*PROBLEM STATEMENT*
Collect each line holding the string "CADA".

=== PROVIDED ENTRIES ===

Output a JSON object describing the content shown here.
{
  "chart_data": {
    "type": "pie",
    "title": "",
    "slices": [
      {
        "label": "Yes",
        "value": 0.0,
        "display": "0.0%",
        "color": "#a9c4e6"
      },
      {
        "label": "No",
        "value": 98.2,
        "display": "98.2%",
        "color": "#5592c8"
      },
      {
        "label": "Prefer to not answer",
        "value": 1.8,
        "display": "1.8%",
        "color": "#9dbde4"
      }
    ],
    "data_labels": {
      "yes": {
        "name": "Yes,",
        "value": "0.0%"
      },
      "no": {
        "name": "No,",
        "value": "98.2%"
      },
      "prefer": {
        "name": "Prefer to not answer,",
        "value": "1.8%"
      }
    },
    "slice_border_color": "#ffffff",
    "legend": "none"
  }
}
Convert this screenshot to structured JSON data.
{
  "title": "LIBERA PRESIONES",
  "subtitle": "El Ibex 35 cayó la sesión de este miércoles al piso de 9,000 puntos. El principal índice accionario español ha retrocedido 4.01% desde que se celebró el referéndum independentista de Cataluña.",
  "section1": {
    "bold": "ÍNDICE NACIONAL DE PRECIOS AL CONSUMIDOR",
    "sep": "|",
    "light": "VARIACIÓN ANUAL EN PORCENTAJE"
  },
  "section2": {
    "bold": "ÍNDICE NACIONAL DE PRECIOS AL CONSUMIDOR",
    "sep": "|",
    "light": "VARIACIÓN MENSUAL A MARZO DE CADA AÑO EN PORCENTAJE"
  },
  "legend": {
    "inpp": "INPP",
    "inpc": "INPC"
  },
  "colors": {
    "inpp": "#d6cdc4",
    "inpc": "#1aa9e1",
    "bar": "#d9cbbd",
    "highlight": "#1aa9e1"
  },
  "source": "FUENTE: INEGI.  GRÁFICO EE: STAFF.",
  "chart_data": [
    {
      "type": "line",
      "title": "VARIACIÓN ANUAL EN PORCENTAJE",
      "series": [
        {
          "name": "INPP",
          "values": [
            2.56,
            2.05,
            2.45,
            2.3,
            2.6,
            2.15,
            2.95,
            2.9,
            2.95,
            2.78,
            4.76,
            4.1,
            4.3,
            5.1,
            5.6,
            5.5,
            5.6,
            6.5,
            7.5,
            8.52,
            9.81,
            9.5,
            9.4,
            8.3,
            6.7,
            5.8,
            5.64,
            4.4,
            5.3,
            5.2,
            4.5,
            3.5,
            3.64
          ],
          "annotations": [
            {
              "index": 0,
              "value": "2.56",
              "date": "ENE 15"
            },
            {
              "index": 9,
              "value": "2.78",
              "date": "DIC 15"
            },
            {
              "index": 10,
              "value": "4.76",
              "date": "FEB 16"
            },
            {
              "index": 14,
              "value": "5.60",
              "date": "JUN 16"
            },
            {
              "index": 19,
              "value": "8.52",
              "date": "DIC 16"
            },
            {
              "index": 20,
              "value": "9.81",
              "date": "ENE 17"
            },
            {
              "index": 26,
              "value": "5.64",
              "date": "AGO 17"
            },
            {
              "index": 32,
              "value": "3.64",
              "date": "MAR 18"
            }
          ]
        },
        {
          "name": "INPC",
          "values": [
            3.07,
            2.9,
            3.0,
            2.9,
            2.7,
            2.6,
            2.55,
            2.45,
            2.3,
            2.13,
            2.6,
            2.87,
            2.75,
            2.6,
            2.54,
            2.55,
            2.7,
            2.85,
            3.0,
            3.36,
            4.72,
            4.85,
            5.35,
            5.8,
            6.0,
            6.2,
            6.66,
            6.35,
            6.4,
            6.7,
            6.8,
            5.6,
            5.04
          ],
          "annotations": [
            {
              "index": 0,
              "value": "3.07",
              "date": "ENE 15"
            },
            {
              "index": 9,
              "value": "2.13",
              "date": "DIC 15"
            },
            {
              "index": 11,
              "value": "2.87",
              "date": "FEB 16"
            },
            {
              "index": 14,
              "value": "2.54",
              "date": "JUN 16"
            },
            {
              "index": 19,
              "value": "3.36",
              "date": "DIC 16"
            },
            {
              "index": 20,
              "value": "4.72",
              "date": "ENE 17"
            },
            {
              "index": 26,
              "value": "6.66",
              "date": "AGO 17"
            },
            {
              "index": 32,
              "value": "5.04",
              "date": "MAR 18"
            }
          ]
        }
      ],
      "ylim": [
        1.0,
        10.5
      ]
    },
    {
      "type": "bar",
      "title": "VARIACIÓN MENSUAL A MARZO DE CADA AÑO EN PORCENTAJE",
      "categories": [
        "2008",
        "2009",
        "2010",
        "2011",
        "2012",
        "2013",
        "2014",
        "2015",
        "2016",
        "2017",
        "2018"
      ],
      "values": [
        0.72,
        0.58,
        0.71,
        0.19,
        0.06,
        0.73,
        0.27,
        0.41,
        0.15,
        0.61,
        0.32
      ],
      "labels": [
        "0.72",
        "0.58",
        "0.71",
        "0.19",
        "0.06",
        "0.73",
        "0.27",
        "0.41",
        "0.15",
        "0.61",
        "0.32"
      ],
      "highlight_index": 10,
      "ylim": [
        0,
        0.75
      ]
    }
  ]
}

===
=== PROVIDED ENTRIES ===

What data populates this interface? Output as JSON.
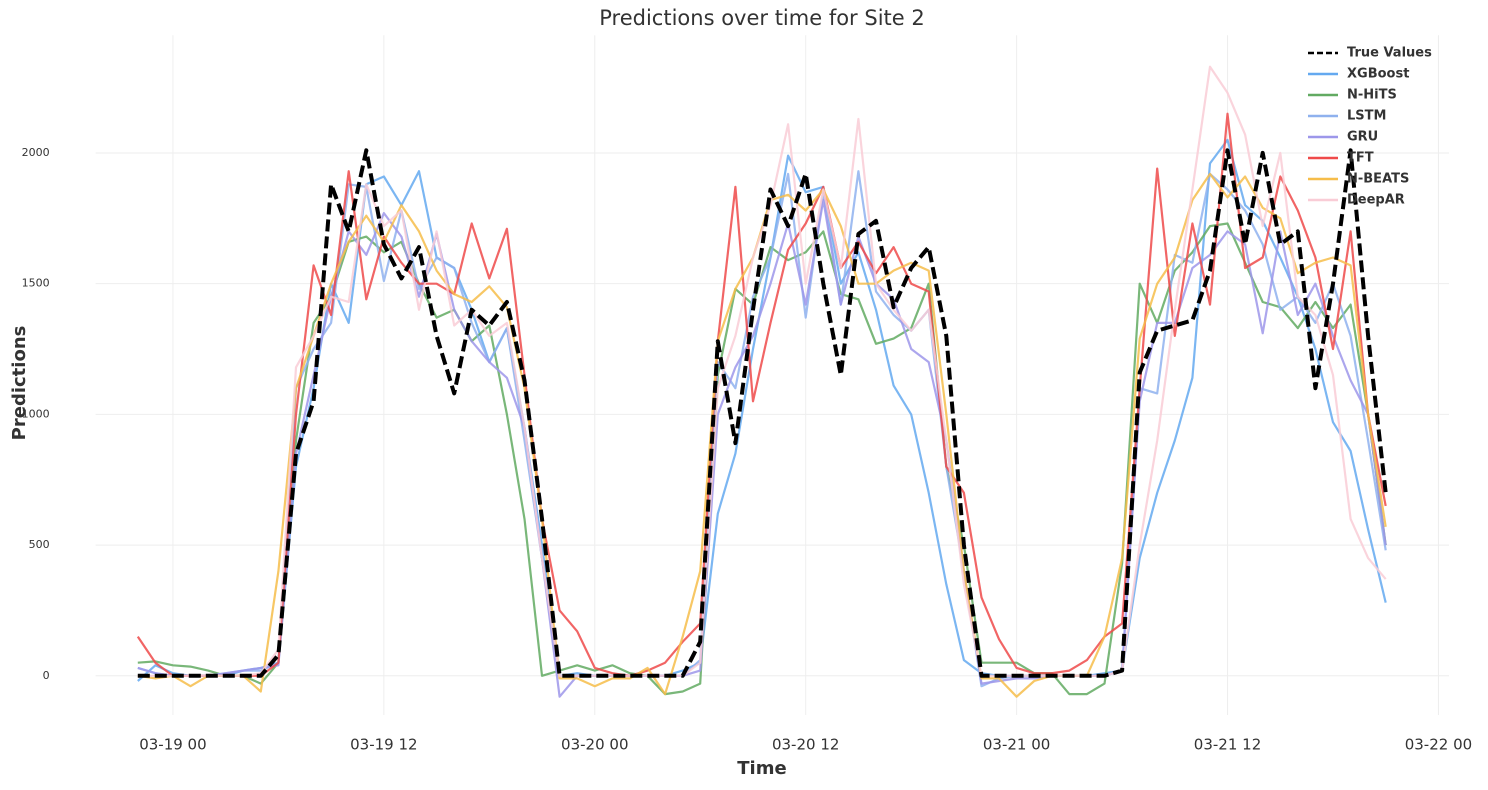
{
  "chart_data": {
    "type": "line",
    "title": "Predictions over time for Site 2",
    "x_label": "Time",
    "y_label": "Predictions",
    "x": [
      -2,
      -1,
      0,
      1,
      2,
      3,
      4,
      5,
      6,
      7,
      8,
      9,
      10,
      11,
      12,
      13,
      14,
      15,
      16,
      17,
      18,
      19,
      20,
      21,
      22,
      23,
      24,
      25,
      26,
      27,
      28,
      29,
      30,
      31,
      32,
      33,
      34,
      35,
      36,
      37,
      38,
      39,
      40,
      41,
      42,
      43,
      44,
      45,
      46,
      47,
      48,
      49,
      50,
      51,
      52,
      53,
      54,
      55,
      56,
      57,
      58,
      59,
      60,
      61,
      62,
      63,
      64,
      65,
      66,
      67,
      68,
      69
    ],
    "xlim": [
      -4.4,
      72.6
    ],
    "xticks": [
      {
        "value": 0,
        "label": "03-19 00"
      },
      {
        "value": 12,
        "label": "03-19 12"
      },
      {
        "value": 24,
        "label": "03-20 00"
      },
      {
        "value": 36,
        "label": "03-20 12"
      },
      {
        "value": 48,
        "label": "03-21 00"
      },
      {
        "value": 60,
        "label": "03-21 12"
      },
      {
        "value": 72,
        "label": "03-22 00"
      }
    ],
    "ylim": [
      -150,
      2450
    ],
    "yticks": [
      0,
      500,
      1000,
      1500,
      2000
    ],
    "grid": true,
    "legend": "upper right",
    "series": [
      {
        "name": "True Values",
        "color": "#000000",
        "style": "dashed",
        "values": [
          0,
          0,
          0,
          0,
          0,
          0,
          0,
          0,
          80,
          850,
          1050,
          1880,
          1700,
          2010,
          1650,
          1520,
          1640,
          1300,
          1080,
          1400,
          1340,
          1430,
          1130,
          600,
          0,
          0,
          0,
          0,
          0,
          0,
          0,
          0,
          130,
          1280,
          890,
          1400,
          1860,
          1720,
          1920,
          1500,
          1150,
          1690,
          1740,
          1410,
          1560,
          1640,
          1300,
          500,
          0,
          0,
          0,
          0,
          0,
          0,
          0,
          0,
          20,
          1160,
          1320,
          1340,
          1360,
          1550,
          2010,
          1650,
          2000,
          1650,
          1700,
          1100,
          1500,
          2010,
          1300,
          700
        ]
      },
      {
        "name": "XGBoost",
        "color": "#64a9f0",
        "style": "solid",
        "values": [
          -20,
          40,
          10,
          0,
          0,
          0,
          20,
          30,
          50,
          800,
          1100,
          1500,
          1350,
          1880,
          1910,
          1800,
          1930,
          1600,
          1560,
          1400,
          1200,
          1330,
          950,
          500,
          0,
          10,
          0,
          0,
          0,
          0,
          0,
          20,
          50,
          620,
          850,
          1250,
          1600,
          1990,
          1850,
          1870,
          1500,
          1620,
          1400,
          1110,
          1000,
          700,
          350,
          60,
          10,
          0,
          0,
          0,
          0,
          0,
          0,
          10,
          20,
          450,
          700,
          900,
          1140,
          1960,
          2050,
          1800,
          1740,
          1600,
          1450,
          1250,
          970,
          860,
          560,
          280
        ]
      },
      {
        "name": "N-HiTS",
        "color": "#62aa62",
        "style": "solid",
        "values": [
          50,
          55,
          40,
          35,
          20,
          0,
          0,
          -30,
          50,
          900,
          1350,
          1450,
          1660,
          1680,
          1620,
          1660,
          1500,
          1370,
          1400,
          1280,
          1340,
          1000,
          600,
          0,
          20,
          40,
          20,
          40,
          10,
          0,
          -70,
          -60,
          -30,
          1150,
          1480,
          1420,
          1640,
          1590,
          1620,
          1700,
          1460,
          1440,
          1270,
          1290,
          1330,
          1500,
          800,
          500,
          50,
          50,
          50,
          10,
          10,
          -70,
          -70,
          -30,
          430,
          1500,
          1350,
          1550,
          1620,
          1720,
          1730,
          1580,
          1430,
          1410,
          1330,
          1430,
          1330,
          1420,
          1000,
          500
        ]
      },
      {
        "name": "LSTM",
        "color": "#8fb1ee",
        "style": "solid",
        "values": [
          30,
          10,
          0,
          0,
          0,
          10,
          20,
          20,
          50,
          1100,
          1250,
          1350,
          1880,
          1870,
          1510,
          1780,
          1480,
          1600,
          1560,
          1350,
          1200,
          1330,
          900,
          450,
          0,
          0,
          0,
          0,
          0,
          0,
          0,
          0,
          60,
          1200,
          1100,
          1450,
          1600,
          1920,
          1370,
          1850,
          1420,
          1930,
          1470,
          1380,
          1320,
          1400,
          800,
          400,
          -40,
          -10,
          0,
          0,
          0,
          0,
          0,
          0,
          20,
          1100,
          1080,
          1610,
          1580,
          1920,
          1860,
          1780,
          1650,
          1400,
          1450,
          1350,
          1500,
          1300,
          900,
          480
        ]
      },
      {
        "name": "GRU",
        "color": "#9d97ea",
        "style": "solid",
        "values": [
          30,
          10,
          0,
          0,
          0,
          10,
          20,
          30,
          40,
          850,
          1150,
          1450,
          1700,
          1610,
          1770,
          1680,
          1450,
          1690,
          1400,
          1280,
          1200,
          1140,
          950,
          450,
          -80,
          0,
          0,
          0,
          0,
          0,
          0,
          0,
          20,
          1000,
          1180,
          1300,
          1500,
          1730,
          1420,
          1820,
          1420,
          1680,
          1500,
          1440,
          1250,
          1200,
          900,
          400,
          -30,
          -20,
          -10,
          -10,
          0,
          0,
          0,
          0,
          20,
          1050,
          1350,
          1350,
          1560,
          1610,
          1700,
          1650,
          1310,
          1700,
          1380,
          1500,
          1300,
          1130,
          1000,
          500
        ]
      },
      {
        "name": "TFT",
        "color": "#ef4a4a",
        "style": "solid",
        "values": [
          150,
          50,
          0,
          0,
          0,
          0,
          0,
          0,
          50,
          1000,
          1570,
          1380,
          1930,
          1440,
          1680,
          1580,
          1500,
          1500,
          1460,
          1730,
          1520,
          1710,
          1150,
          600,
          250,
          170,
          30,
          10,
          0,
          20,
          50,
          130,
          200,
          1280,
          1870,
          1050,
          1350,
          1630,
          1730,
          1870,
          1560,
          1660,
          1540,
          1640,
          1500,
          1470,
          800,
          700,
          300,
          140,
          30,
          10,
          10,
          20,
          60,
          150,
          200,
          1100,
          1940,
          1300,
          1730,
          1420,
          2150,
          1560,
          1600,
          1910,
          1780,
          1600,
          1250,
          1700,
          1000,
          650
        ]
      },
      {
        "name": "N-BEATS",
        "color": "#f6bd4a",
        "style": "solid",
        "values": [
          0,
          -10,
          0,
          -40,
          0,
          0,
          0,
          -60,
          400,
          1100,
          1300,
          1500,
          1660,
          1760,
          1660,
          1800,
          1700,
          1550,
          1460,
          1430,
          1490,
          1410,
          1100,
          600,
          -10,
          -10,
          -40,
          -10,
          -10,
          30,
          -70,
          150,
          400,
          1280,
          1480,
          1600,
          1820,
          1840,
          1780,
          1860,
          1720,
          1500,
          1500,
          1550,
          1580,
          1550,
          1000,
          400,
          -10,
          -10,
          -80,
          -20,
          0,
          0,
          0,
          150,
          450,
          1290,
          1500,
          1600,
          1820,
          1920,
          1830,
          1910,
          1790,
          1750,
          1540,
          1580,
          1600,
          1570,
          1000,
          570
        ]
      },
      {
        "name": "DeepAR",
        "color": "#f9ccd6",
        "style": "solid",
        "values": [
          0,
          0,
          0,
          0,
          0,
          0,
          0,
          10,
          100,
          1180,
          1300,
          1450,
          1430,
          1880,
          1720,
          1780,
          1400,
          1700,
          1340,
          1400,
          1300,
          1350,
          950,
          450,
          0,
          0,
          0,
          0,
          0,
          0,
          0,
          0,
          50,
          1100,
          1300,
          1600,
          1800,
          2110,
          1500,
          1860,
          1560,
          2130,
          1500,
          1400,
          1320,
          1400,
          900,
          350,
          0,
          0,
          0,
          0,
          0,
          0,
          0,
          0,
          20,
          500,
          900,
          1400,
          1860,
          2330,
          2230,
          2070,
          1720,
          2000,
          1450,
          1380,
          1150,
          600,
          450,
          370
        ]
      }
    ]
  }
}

===
=== PROVIDED ENTRIES ===

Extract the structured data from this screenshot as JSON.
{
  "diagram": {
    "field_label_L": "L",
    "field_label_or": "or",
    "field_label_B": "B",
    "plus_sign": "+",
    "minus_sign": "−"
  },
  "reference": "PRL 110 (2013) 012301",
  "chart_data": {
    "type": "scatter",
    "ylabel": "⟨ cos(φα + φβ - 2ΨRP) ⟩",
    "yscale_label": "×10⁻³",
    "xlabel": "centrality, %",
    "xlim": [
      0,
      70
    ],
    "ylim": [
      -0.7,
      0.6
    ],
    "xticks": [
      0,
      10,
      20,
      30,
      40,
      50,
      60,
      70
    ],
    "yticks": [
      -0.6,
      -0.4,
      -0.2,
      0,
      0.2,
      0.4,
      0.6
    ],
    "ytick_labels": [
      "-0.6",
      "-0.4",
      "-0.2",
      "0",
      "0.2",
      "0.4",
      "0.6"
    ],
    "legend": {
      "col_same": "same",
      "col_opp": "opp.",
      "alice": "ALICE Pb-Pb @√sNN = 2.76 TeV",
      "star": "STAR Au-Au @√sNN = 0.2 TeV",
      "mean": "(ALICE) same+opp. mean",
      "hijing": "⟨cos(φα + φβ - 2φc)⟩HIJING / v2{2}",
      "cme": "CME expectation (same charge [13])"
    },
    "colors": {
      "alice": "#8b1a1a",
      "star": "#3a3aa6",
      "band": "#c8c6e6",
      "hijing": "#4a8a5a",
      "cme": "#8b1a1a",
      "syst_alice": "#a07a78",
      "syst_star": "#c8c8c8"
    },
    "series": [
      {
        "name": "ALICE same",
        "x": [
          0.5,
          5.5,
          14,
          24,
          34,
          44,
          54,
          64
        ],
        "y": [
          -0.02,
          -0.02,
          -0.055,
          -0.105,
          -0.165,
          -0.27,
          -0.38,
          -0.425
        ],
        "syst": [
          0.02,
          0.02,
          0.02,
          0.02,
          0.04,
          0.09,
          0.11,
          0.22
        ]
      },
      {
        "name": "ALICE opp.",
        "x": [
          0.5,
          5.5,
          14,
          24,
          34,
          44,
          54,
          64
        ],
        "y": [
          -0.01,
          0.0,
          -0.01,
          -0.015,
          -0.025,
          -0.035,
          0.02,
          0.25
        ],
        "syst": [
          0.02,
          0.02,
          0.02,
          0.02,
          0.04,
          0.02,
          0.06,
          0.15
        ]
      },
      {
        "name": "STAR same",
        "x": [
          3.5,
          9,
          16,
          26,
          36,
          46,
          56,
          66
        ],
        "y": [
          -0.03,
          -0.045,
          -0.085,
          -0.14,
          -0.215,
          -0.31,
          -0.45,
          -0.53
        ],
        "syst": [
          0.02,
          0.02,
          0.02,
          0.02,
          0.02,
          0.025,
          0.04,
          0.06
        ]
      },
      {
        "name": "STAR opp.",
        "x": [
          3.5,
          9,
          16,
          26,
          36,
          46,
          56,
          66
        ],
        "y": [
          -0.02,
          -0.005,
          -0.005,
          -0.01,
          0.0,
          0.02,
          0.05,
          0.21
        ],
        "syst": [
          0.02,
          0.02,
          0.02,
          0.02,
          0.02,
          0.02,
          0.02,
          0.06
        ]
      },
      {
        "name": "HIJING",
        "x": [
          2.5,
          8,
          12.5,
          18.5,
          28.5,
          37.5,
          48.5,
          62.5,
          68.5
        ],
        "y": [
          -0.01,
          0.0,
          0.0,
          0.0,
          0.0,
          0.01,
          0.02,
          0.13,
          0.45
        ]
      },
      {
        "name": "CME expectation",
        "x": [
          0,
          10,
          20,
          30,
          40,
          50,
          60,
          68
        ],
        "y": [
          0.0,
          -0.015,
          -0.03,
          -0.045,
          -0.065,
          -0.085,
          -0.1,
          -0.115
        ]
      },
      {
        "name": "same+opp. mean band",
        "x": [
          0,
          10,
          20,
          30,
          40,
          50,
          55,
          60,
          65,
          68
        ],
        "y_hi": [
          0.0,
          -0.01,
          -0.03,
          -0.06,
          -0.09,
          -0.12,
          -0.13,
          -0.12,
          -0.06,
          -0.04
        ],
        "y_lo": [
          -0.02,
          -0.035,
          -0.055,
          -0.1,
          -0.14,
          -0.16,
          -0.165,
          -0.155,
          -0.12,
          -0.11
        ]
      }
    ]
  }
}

===

*THE RESULT*
    "light": "VARIACIÓN MENSUAL A MARZO DE CADA AÑO EN PORCENTAJE"
      "title": "VARIACIÓN MENSUAL A MARZO DE CADA AÑO EN PORCENTAJE",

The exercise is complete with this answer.